### WHAT YOU SHOULD DO:
Every line of the material below must be repeated exactly.

## Start DATASET

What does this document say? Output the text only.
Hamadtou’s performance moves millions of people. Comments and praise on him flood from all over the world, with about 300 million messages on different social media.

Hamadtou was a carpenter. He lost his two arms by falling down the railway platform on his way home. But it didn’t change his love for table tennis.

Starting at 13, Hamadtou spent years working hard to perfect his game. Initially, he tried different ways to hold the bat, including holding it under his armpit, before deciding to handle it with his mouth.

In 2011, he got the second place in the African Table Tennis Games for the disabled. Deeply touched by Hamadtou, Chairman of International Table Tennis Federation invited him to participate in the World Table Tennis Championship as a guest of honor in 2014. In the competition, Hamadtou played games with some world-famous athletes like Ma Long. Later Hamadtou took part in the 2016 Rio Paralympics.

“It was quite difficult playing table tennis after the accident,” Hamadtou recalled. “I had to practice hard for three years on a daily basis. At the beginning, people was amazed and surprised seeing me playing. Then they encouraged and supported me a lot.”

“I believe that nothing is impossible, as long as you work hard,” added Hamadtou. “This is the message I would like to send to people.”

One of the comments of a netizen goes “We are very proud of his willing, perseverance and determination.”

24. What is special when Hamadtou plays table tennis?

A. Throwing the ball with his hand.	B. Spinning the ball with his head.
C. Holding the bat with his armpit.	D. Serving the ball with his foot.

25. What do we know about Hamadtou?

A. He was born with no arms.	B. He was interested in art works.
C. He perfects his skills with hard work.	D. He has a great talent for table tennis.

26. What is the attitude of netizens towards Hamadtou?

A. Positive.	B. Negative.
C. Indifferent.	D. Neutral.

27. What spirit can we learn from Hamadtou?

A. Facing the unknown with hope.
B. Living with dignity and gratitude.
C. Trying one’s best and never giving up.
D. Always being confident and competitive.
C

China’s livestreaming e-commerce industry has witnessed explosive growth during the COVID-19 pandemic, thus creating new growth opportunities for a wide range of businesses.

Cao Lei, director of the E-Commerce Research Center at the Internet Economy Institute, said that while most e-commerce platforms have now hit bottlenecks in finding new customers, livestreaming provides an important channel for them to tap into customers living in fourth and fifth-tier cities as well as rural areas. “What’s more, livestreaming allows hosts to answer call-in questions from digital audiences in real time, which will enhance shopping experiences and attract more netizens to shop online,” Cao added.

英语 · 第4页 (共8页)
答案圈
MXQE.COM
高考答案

## End DATASET

### OUTPUT OF THE EXERCISE:
What does this document say? Output the text only.
Hamadtou’s performance moves millions of people. Comments and praise on him flood from all over the world, with about 300 million messages on different social media.

Hamadtou was a carpenter. He lost his two arms by falling down the railway platform on his way home. But it didn’t change his love for table tennis.

Starting at 13, Hamadtou spent years working hard to perfect his game. Initially, he tried different ways to hold the bat, including holding it under his armpit, before deciding to handle it with his mouth.

In 2011, he got the second place in the African Table Tennis Games for the disabled. Deeply touched by Hamadtou, Chairman of International Table Tennis Federation invited him to participate in the World Table Tennis Championship as a guest of honor in 2014. In the competition, Hamadtou played games with some world-famous athletes like Ma Long. Later Hamadtou took part in the 2016 Rio Paralympics.

“It was quite difficult playing table tennis after the accident,” Hamadtou recalled. “I had to practice hard for three years on a daily basis. At the beginning, people was amazed and surprised seeing me playing. Then they encouraged and supported me a lot.”

“I believe that nothing is impossible, as long as you work hard,” added Hamadtou. “This is the message I would like to send to people.”

One of the comments of a netizen goes “We are very proud of his willing, perseverance and determination.”

24. What is special when Hamadtou plays table tennis?

A. Throwing the ball with his hand.	B. Spinning the ball with his head.
C. Holding the bat with his armpit.	D. Serving the ball with his foot.

25. What do we know about Hamadtou?

A. He was born with no arms.	B. He was interested in art works.
C. He perfects his skills with hard work.	D. He has a great talent for table tennis.

26. What is the attitude of netizens towards Hamadtou?

A. Positive.	B. Negative.
C. Indifferent.	D. Neutral.

27. What spirit can we learn from Hamadtou?

A. Facing the unknown with hope.
B. Living with dignity and gratitude.
C. Trying one’s best and never giving up.
D. Always being confident and competitive.
C

China’s livestreaming e-commerce industry has witnessed explosive growth during the COVID-19 pandemic, thus creating new growth opportunities for a wide range of businesses.

Cao Lei, director of the E-Commerce Research Center at the Internet Economy Institute, said that while most e-commerce platforms have now hit bottlenecks in finding new customers, livestreaming provides an important channel for them to tap into customers living in fourth and fifth-tier cities as well as rural areas. “What’s more, livestreaming allows hosts to answer call-in questions from digital audiences in real time, which will enhance shopping experiences and attract more netizens to shop online,” Cao added.

英语 · 第4页 (共8页)
答案圈
MXQE.COM
高考答案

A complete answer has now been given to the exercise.